### [REQUIREMENT]
Do not include the pictures; repeat the rest of the data exactly.

### [RECORDS TO PROCESS]
▼

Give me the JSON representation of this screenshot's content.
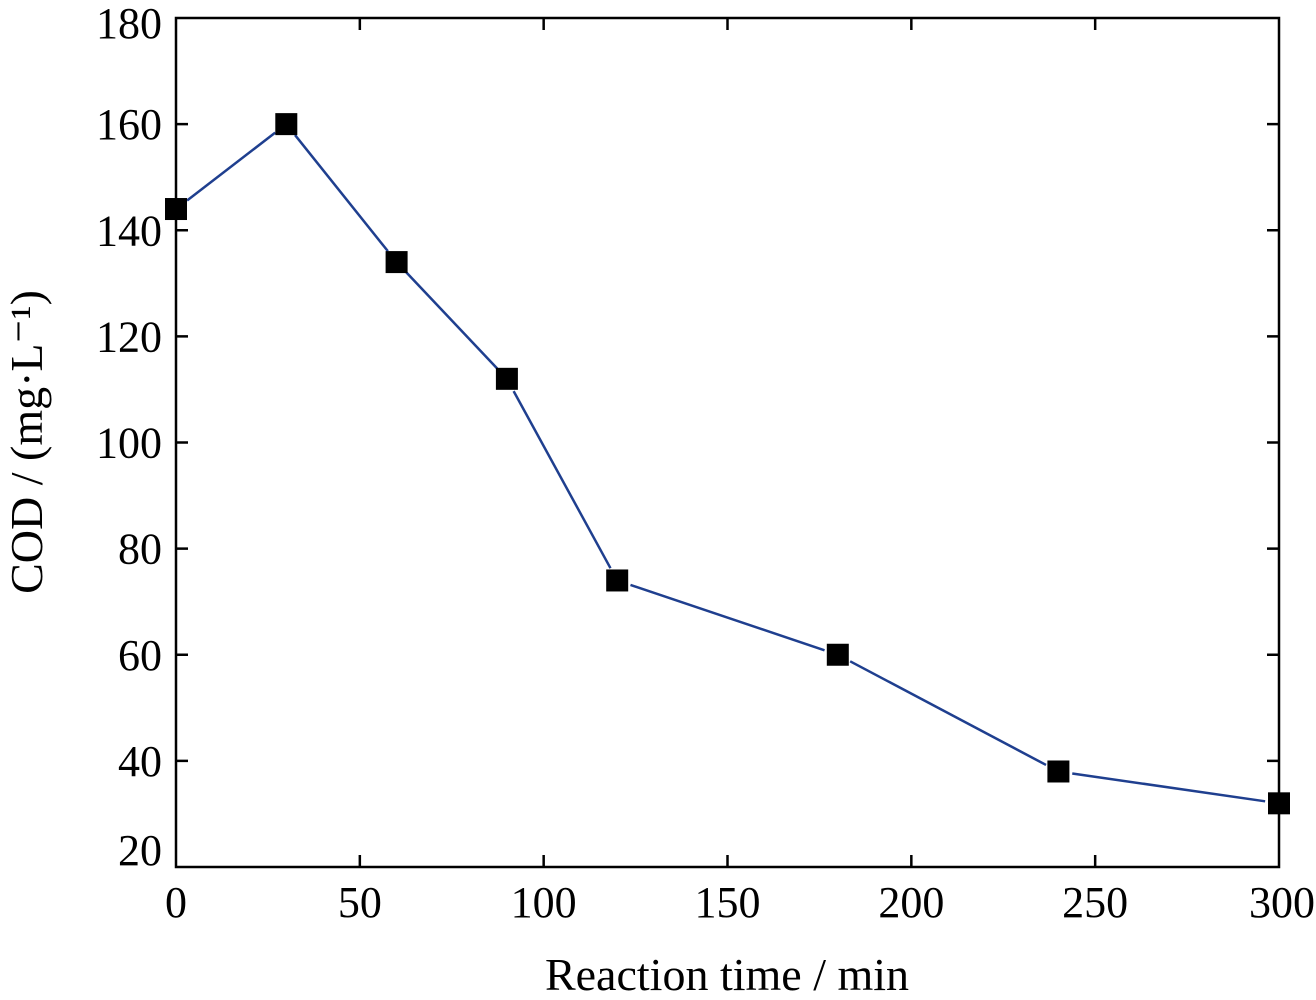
{
  "chart_data": {
    "type": "line",
    "xlabel": "Reaction time / min",
    "ylabel": "COD / (mg·L⁻¹)",
    "xlim": [
      0,
      300
    ],
    "ylim": [
      20,
      180
    ],
    "xticks": [
      0,
      50,
      100,
      150,
      200,
      250,
      300
    ],
    "yticks": [
      20,
      40,
      60,
      80,
      100,
      120,
      140,
      160,
      180
    ],
    "grid": false,
    "legend": "none",
    "series": [
      {
        "x": [
          0,
          30,
          60,
          90,
          120,
          180,
          240,
          300
        ],
        "y": [
          144,
          160,
          134,
          112,
          74,
          60,
          38,
          32
        ],
        "marker": "square",
        "line_color": "#1f3f8f",
        "marker_color": "#000000"
      }
    ]
  }
}
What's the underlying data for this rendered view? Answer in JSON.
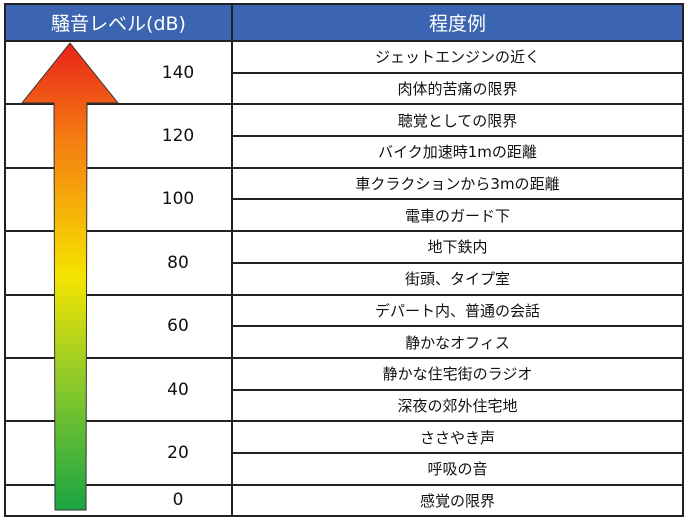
{
  "header": {
    "level": "騒音レベル(dB)",
    "example": "程度例"
  },
  "groups": [
    {
      "level": "140",
      "examples": [
        "ジェットエンジンの近く",
        "肉体的苦痛の限界"
      ]
    },
    {
      "level": "120",
      "examples": [
        "聴覚としての限界",
        "バイク加速時1mの距離"
      ]
    },
    {
      "level": "100",
      "examples": [
        "車クラクションから3mの距離",
        "電車のガード下"
      ]
    },
    {
      "level": "80",
      "examples": [
        "地下鉄内",
        "街頭、タイプ室"
      ]
    },
    {
      "level": "60",
      "examples": [
        "デパート内、普通の会話",
        "静かなオフィス"
      ]
    },
    {
      "level": "40",
      "examples": [
        "静かな住宅街のラジオ",
        "深夜の郊外住宅地"
      ]
    },
    {
      "level": "20",
      "examples": [
        "ささやき声",
        "呼吸の音"
      ]
    },
    {
      "level": "0",
      "examples": [
        "感覚の限界"
      ]
    }
  ],
  "colors": {
    "header": "#3b64b1",
    "arrow_top": "#e8231c",
    "arrow_mid": "#f5e400",
    "arrow_bottom": "#1aa541"
  }
}
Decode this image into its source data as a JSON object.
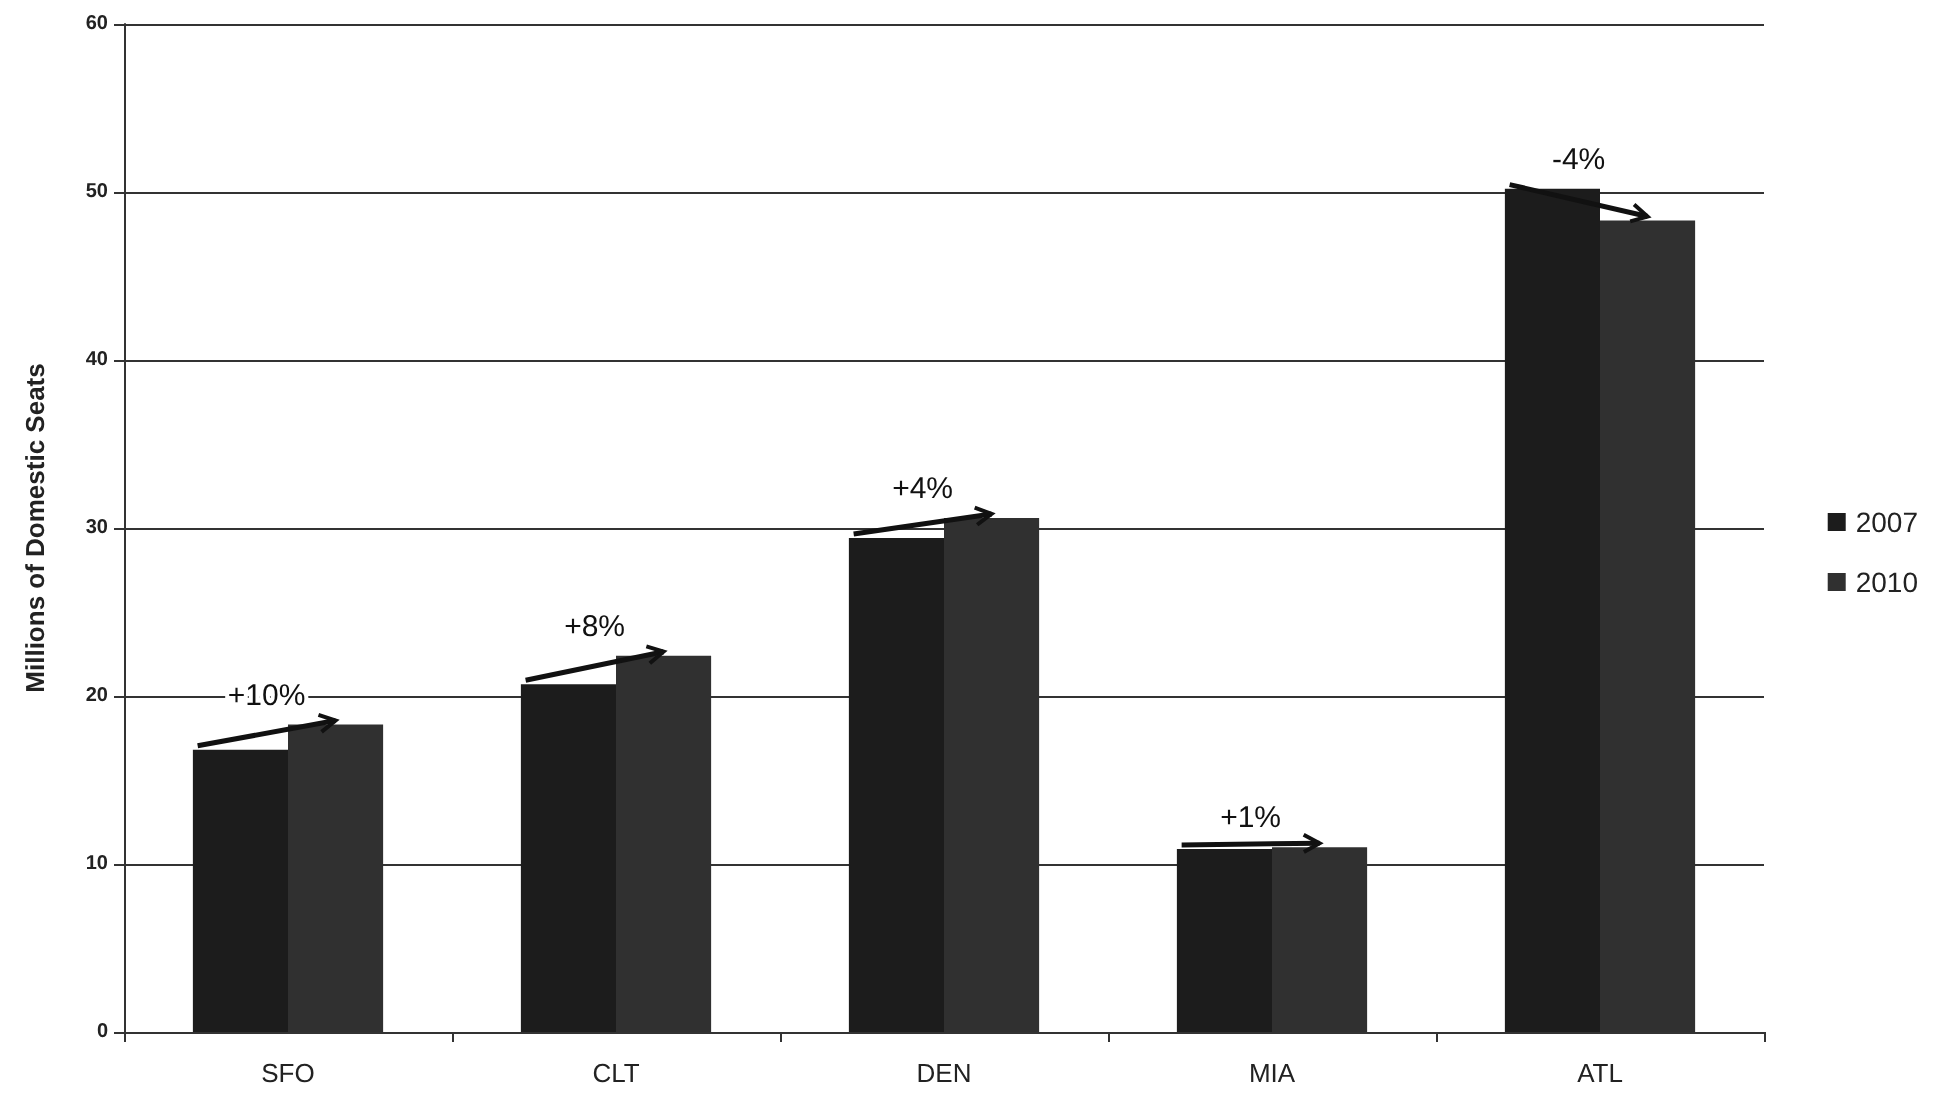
{
  "chart_data": {
    "type": "bar",
    "ylabel": "Millions of Domestic Seats",
    "categories": [
      "SFO",
      "CLT",
      "DEN",
      "MIA",
      "ATL"
    ],
    "series": [
      {
        "name": "2007",
        "color": "#1c1c1c",
        "values": [
          16.8,
          20.7,
          29.4,
          10.9,
          50.2
        ]
      },
      {
        "name": "2010",
        "color": "#303030",
        "values": [
          18.3,
          22.4,
          30.6,
          11.0,
          48.3
        ]
      }
    ],
    "ylim": [
      0,
      60
    ],
    "yticks": [
      0,
      10,
      20,
      30,
      40,
      50,
      60
    ],
    "grid": "y",
    "legend": "right",
    "annotations": [
      {
        "text": "+10%",
        "x": "SFO",
        "y": 16.8
      },
      {
        "text": "+8%",
        "x": "CLT",
        "y": 20.7
      },
      {
        "text": "+4%",
        "x": "DEN",
        "y": 29.4
      },
      {
        "text": "+1%",
        "x": "MIA",
        "y": 10.9
      },
      {
        "text": "-4%",
        "x": "ATL",
        "y": 50.2
      }
    ]
  }
}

▲

### [SOLVED EXERCISE]
Give me the JSON representation of this screenshot's content.
{
  "chart_data": {
    "type": "line",
    "xlabel": "Reaction time / min",
    "ylabel": "COD / (mg·L⁻¹)",
    "xlim": [
      0,
      300
    ],
    "ylim": [
      20,
      180
    ],
    "xticks": [
      0,
      50,
      100,
      150,
      200,
      250,
      300
    ],
    "yticks": [
      20,
      40,
      60,
      80,
      100,
      120,
      140,
      160,
      180
    ],
    "grid": false,
    "legend": "none",
    "series": [
      {
        "x": [
          0,
          30,
          60,
          90,
          120,
          180,
          240,
          300
        ],
        "y": [
          144,
          160,
          134,
          112,
          74,
          60,
          38,
          32
        ],
        "marker": "square",
        "line_color": "#1f3f8f",
        "marker_color": "#000000"
      }
    ]
  }
}
What's the underlying data for this rendered view? Answer in JSON.
{
  "header": {
    "level": "騒音レベル(dB)",
    "example": "程度例"
  },
  "groups": [
    {
      "level": "140",
      "examples": [
        "ジェットエンジンの近く",
        "肉体的苦痛の限界"
      ]
    },
    {
      "level": "120",
      "examples": [
        "聴覚としての限界",
        "バイク加速時1mの距離"
      ]
    },
    {
      "level": "100",
      "examples": [
        "車クラクションから3mの距離",
        "電車のガード下"
      ]
    },
    {
      "level": "80",
      "examples": [
        "地下鉄内",
        "街頭、タイプ室"
      ]
    },
    {
      "level": "60",
      "examples": [
        "デパート内、普通の会話",
        "静かなオフィス"
      ]
    },
    {
      "level": "40",
      "examples": [
        "静かな住宅街のラジオ",
        "深夜の郊外住宅地"
      ]
    },
    {
      "level": "20",
      "examples": [
        "ささやき声",
        "呼吸の音"
      ]
    },
    {
      "level": "0",
      "examples": [
        "感覚の限界"
      ]
    }
  ],
  "colors": {
    "header": "#3b64b1",
    "arrow_top": "#e8231c",
    "arrow_mid": "#f5e400",
    "arrow_bottom": "#1aa541"
  }
}
Decode this image into its source data as a JSON object.
{
  "chart_data": {
    "type": "bar",
    "ylabel": "Millions of Domestic Seats",
    "categories": [
      "SFO",
      "CLT",
      "DEN",
      "MIA",
      "ATL"
    ],
    "series": [
      {
        "name": "2007",
        "color": "#1c1c1c",
        "values": [
          16.8,
          20.7,
          29.4,
          10.9,
          50.2
        ]
      },
      {
        "name": "2010",
        "color": "#303030",
        "values": [
          18.3,
          22.4,
          30.6,
          11.0,
          48.3
        ]
      }
    ],
    "ylim": [
      0,
      60
    ],
    "yticks": [
      0,
      10,
      20,
      30,
      40,
      50,
      60
    ],
    "grid": "y",
    "legend": "right",
    "annotations": [
      {
        "text": "+10%",
        "x": "SFO",
        "y": 16.8
      },
      {
        "text": "+8%",
        "x": "CLT",
        "y": 20.7
      },
      {
        "text": "+4%",
        "x": "DEN",
        "y": 29.4
      },
      {
        "text": "+1%",
        "x": "MIA",
        "y": 10.9
      },
      {
        "text": "-4%",
        "x": "ATL",
        "y": 50.2
      }
    ]
  }
}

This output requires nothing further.